--- Input records Enclosed Below ---

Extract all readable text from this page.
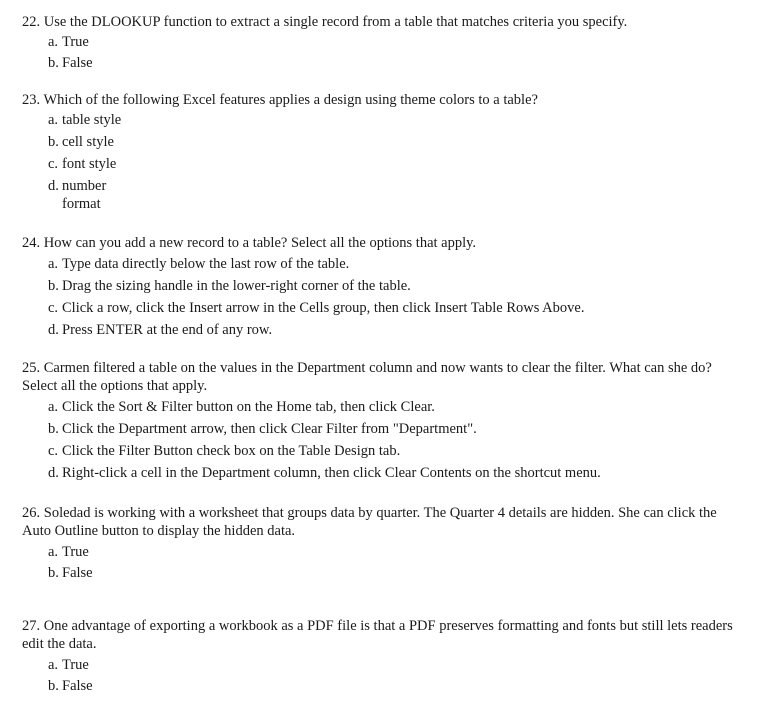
22. Use the DLOOKUP function to extract a single record from a table that matches criteria you specify.

a. True
b. False

23. Which of the following Excel features applies a design using theme colors to a table?

a. table style
b. cell style
c. font style
d. number format

24. How can you add a new record to a table? Select all the options that apply.

a. Type data directly below the last row of the table.
b. Drag the sizing handle in the lower-right corner of the table.
c. Click a row, click the Insert arrow in the Cells group, then click Insert Table Rows Above.
d. Press ENTER at the end of any row.

25. Carmen filtered a table on the values in the Department column and now wants to clear the filter. What can she do? Select all the options that apply.

a. Click the Sort & Filter button on the Home tab, then click Clear.
b. Click the Department arrow, then click Clear Filter from "Department".
c. Click the Filter Button check box on the Table Design tab.
d. Right-click a cell in the Department column, then click Clear Contents on the shortcut menu.

26. Soledad is working with a worksheet that groups data by quarter. The Quarter 4 details are hidden. She can click the Auto Outline button to display the hidden data.

a. True
b. False

27. One advantage of exporting a workbook as a PDF file is that a PDF preserves formatting and fonts but still lets readers edit the data.

a. True
b. False
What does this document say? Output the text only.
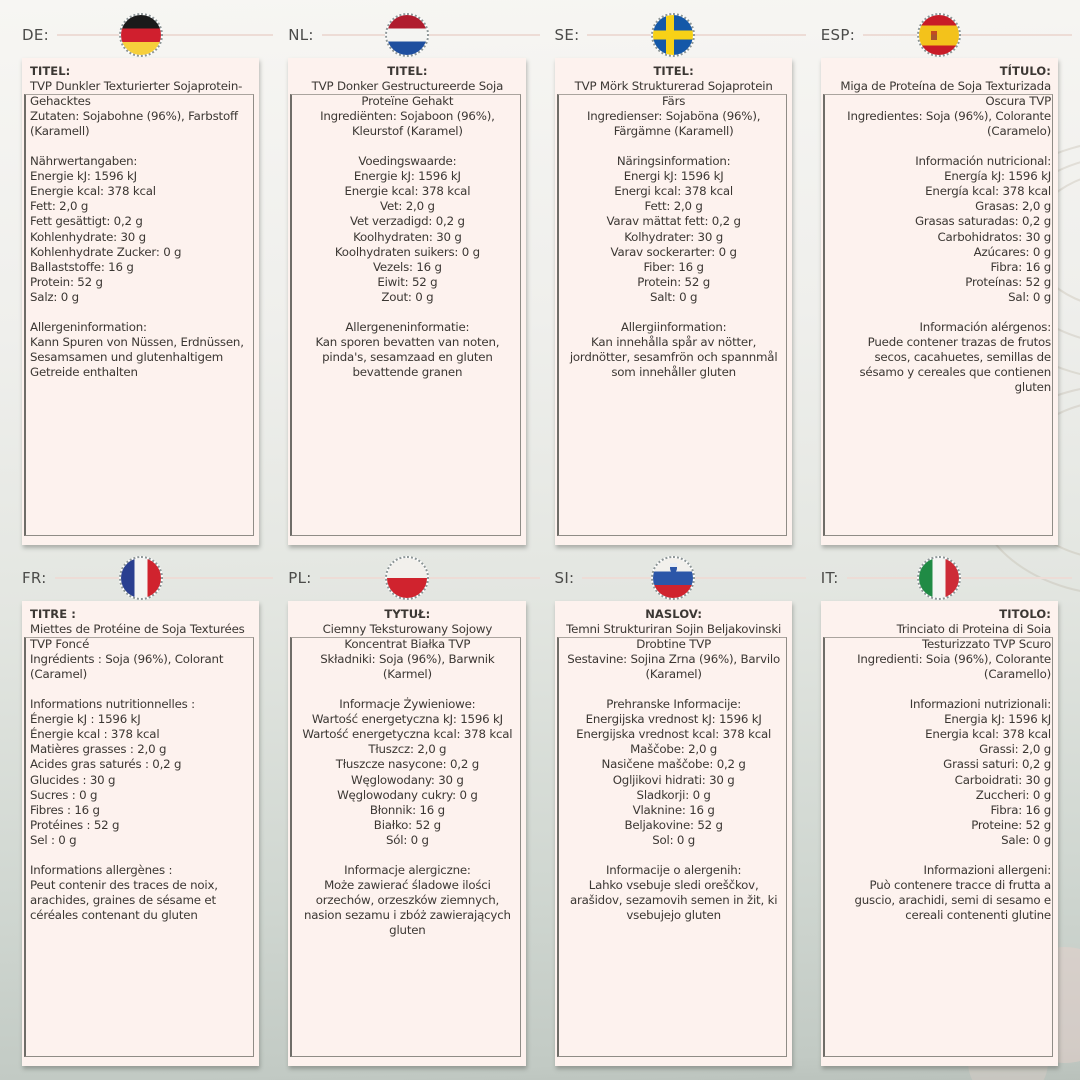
DE:
TITEL:
TVP Dunkler Texturierter Sojaprotein-Gehacktes
Zutaten: Sojabohne (96%), Farbstoff (Karamell)
Nährwertangaben:
Energie kJ: 1596 kJ
Energie kcal: 378 kcal
Fett: 2,0 g
Fett gesättigt: 0,2 g
Kohlenhydrate: 30 g
Kohlenhydrate Zucker: 0 g
Ballaststoffe: 16 g
Protein: 52 g
Salz: 0 g
Allergeninformation:
Kann Spuren von Nüssen, Erdnüssen, Sesamsamen und glutenhaltigem Getreide enthalten
NL:
TITEL:
TVP Donker Gestructureerde Soja Proteïne Gehakt
Ingrediënten: Sojaboon (96%), Kleurstof (Karamel)
Voedingswaarde:
Energie kJ: 1596 kJ
Energie kcal: 378 kcal
Vet: 2,0 g
Vet verzadigd: 0,2 g
Koolhydraten: 30 g
Koolhydraten suikers: 0 g
Vezels: 16 g
Eiwit: 52 g
Zout: 0 g
Allergeneninformatie:
Kan sporen bevatten van noten, pinda's, sesamzaad en gluten bevattende granen
SE:
TITEL:
TVP Mörk Strukturerad Sojaprotein Färs
Ingredienser: Sojaböna (96%), Färgämne (Karamell)
Näringsinformation:
Energi kJ: 1596 kJ
Energi kcal: 378 kcal
Fett: 2,0 g
Varav mättat fett: 0,2 g
Kolhydrater: 30 g
Varav sockerarter: 0 g
Fiber: 16 g
Protein: 52 g
Salt: 0 g
Allergiinformation:
Kan innehålla spår av nötter, jordnötter, sesamfrön och spannmål som innehåller gluten
ESP:
TÍTULO:
Miga de Proteína de Soja Texturizada Oscura TVP
Ingredientes: Soja (96%), Colorante (Caramelo)
Información nutricional:
Energía kJ: 1596 kJ
Energía kcal: 378 kcal
Grasas: 2,0 g
Grasas saturadas: 0,2 g
Carbohidratos: 30 g
Azúcares: 0 g
Fibra: 16 g
Proteínas: 52 g
Sal: 0 g
Información alérgenos:
Puede contener trazas de frutos secos, cacahuetes, semillas de sésamo y cereales que contienen gluten
FR:
TITRE :
Miettes de Protéine de Soja Texturées TVP Foncé
Ingrédients : Soja (96%), Colorant (Caramel)
Informations nutritionnelles :
Énergie kJ : 1596 kJ
Énergie kcal : 378 kcal
Matières grasses : 2,0 g
Acides gras saturés : 0,2 g
Glucides : 30 g
Sucres : 0 g
Fibres : 16 g
Protéines : 52 g
Sel : 0 g
Informations allergènes :
Peut contenir des traces de noix, arachides, graines de sésame et céréales contenant du gluten
PL:
TYTUŁ:
Ciemny Teksturowany Sojowy Koncentrat Białka TVP
Składniki: Soja (96%), Barwnik (Karmel)
Informacje Żywieniowe:
Wartość energetyczna kJ: 1596 kJ
Wartość energetyczna kcal: 378 kcal
Tłuszcz: 2,0 g
Tłuszcze nasycone: 0,2 g
Węglowodany: 30 g
Węglowodany cukry: 0 g
Błonnik: 16 g
Białko: 52 g
Sól: 0 g
Informacje alergiczne:
Może zawierać śladowe ilości orzechów, orzeszków ziemnych, nasion sezamu i zbóż zawierających gluten
SI:
NASLOV:
Temni Strukturiran Sojin Beljakovinski Drobtine TVP
Sestavine: Sojina Zrna (96%), Barvilo (Karamel)
Prehranske Informacije:
Energijska vrednost kJ: 1596 kJ
Energijska vrednost kcal: 378 kcal
Maščobe: 2,0 g
Nasičene maščobe: 0,2 g
Ogljikovi hidrati: 30 g
Sladkorji: 0 g
Vlaknine: 16 g
Beljakovine: 52 g
Sol: 0 g
Informacije o alergenih:
Lahko vsebuje sledi oreščkov, arašidov, sezamovih semen in žit, ki vsebujejo gluten
IT:
TITOLO:
Trinciato di Proteina di Soia Testurizzato TVP Scuro
Ingredienti: Soia (96%), Colorante (Caramello)
Informazioni nutrizionali:
Energia kJ: 1596 kJ
Energia kcal: 378 kcal
Grassi: 2,0 g
Grassi saturi: 0,2 g
Carboidrati: 30 g
Zuccheri: 0 g
Fibra: 16 g
Proteine: 52 g
Sale: 0 g
Informazioni allergeni:
Può contenere tracce di frutta a guscio, arachidi, semi di sesamo e cereali contenenti glutine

--- End of Enclosed Input records ---

Your objective = Without changing a word, retype the data above and omit its pictures.

Task answer =
Extract all readable text from this page.
22. Use the DLOOKUP function to extract a single record from a table that matches criteria you specify.

a. True
b. False

23. Which of the following Excel features applies a design using theme colors to a table?

a. table style
b. cell style
c. font style
d. number format

24. How can you add a new record to a table? Select all the options that apply.

a. Type data directly below the last row of the table.
b. Drag the sizing handle in the lower-right corner of the table.
c. Click a row, click the Insert arrow in the Cells group, then click Insert Table Rows Above.
d. Press ENTER at the end of any row.

25. Carmen filtered a table on the values in the Department column and now wants to clear the filter. What can she do? Select all the options that apply.

a. Click the Sort & Filter button on the Home tab, then click Clear.
b. Click the Department arrow, then click Clear Filter from "Department".
c. Click the Filter Button check box on the Table Design tab.
d. Right-click a cell in the Department column, then click Clear Contents on the shortcut menu.

26. Soledad is working with a worksheet that groups data by quarter. The Quarter 4 details are hidden. She can click the Auto Outline button to display the hidden data.

a. True
b. False

27. One advantage of exporting a workbook as a PDF file is that a PDF preserves formatting and fonts but still lets readers edit the data.

a. True
b. False
What does this document say? Output the text only.
DE:
TITEL:
TVP Dunkler Texturierter Sojaprotein-Gehacktes
Zutaten: Sojabohne (96%), Farbstoff (Karamell)
Nährwertangaben:
Energie kJ: 1596 kJ
Energie kcal: 378 kcal
Fett: 2,0 g
Fett gesättigt: 0,2 g
Kohlenhydrate: 30 g
Kohlenhydrate Zucker: 0 g
Ballaststoffe: 16 g
Protein: 52 g
Salz: 0 g
Allergeninformation:
Kann Spuren von Nüssen, Erdnüssen, Sesamsamen und glutenhaltigem Getreide enthalten
NL:
TITEL:
TVP Donker Gestructureerde Soja Proteïne Gehakt
Ingrediënten: Sojaboon (96%), Kleurstof (Karamel)
Voedingswaarde:
Energie kJ: 1596 kJ
Energie kcal: 378 kcal
Vet: 2,0 g
Vet verzadigd: 0,2 g
Koolhydraten: 30 g
Koolhydraten suikers: 0 g
Vezels: 16 g
Eiwit: 52 g
Zout: 0 g
Allergeneninformatie:
Kan sporen bevatten van noten, pinda's, sesamzaad en gluten bevattende granen
SE:
TITEL:
TVP Mörk Strukturerad Sojaprotein Färs
Ingredienser: Sojaböna (96%), Färgämne (Karamell)
Näringsinformation:
Energi kJ: 1596 kJ
Energi kcal: 378 kcal
Fett: 2,0 g
Varav mättat fett: 0,2 g
Kolhydrater: 30 g
Varav sockerarter: 0 g
Fiber: 16 g
Protein: 52 g
Salt: 0 g
Allergiinformation:
Kan innehålla spår av nötter, jordnötter, sesamfrön och spannmål som innehåller gluten
ESP:
TÍTULO:
Miga de Proteína de Soja Texturizada Oscura TVP
Ingredientes: Soja (96%), Colorante (Caramelo)
Información nutricional:
Energía kJ: 1596 kJ
Energía kcal: 378 kcal
Grasas: 2,0 g
Grasas saturadas: 0,2 g
Carbohidratos: 30 g
Azúcares: 0 g
Fibra: 16 g
Proteínas: 52 g
Sal: 0 g
Información alérgenos:
Puede contener trazas de frutos secos, cacahuetes, semillas de sésamo y cereales que contienen gluten
FR:
TITRE :
Miettes de Protéine de Soja Texturées TVP Foncé
Ingrédients : Soja (96%), Colorant (Caramel)
Informations nutritionnelles :
Énergie kJ : 1596 kJ
Énergie kcal : 378 kcal
Matières grasses : 2,0 g
Acides gras saturés : 0,2 g
Glucides : 30 g
Sucres : 0 g
Fibres : 16 g
Protéines : 52 g
Sel : 0 g
Informations allergènes :
Peut contenir des traces de noix, arachides, graines de sésame et céréales contenant du gluten
PL:
TYTUŁ:
Ciemny Teksturowany Sojowy Koncentrat Białka TVP
Składniki: Soja (96%), Barwnik (Karmel)
Informacje Żywieniowe:
Wartość energetyczna kJ: 1596 kJ
Wartość energetyczna kcal: 378 kcal
Tłuszcz: 2,0 g
Tłuszcze nasycone: 0,2 g
Węglowodany: 30 g
Węglowodany cukry: 0 g
Błonnik: 16 g
Białko: 52 g
Sól: 0 g
Informacje alergiczne:
Może zawierać śladowe ilości orzechów, orzeszków ziemnych, nasion sezamu i zbóż zawierających gluten
SI:
NASLOV:
Temni Strukturiran Sojin Beljakovinski Drobtine TVP
Sestavine: Sojina Zrna (96%), Barvilo (Karamel)
Prehranske Informacije:
Energijska vrednost kJ: 1596 kJ
Energijska vrednost kcal: 378 kcal
Maščobe: 2,0 g
Nasičene maščobe: 0,2 g
Ogljikovi hidrati: 30 g
Sladkorji: 0 g
Vlaknine: 16 g
Beljakovine: 52 g
Sol: 0 g
Informacije o alergenih:
Lahko vsebuje sledi oreščkov, arašidov, sezamovih semen in žit, ki vsebujejo gluten
IT:
TITOLO:
Trinciato di Proteina di Soia Testurizzato TVP Scuro
Ingredienti: Soia (96%), Colorante (Caramello)
Informazioni nutrizionali:
Energia kJ: 1596 kJ
Energia kcal: 378 kcal
Grassi: 2,0 g
Grassi saturi: 0,2 g
Carboidrati: 30 g
Zuccheri: 0 g
Fibra: 16 g
Proteine: 52 g
Sale: 0 g
Informazioni allergeni:
Può contenere tracce di frutta a guscio, arachidi, semi di sesamo e cereali contenenti glutine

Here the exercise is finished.